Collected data
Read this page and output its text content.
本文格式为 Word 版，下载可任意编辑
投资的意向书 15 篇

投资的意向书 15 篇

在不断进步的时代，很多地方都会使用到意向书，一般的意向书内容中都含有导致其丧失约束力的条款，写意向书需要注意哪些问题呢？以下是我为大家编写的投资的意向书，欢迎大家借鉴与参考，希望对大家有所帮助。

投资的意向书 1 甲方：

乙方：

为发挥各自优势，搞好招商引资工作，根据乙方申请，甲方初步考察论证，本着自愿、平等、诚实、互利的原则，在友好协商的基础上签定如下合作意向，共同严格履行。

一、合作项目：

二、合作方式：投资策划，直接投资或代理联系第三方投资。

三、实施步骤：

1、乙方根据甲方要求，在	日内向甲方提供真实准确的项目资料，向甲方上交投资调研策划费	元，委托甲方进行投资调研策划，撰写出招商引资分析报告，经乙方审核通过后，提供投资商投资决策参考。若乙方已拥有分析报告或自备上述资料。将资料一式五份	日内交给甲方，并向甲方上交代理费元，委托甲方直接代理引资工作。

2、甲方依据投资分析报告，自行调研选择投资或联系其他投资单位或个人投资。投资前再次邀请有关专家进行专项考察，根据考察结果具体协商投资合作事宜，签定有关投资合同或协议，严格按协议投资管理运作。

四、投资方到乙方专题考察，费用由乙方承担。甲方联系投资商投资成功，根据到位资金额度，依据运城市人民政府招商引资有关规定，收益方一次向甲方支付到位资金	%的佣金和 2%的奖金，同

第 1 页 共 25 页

## Work to do
Repeat the entries above exactly, leaving nothing out.

## Final answer
Read this page and output its text content.
本文格式为 Word 版，下载可任意编辑
投资的意向书 15 篇

投资的意向书 15 篇

在不断进步的时代，很多地方都会使用到意向书，一般的意向书内容中都含有导致其丧失约束力的条款，写意向书需要注意哪些问题呢？以下是我为大家编写的投资的意向书，欢迎大家借鉴与参考，希望对大家有所帮助。

投资的意向书 1 甲方：

乙方：

为发挥各自优势，搞好招商引资工作，根据乙方申请，甲方初步考察论证，本着自愿、平等、诚实、互利的原则，在友好协商的基础上签定如下合作意向，共同严格履行。

一、合作项目：

二、合作方式：投资策划，直接投资或代理联系第三方投资。

三、实施步骤：

1、乙方根据甲方要求，在	日内向甲方提供真实准确的项目资料，向甲方上交投资调研策划费	元，委托甲方进行投资调研策划，撰写出招商引资分析报告，经乙方审核通过后，提供投资商投资决策参考。若乙方已拥有分析报告或自备上述资料。将资料一式五份	日内交给甲方，并向甲方上交代理费元，委托甲方直接代理引资工作。

2、甲方依据投资分析报告，自行调研选择投资或联系其他投资单位或个人投资。投资前再次邀请有关专家进行专项考察，根据考察结果具体协商投资合作事宜，签定有关投资合同或协议，严格按协议投资管理运作。

四、投资方到乙方专题考察，费用由乙方承担。甲方联系投资商投资成功，根据到位资金额度，依据运城市人民政府招商引资有关规定，收益方一次向甲方支付到位资金	%的佣金和 2%的奖金，同

第 1 页 共 25 页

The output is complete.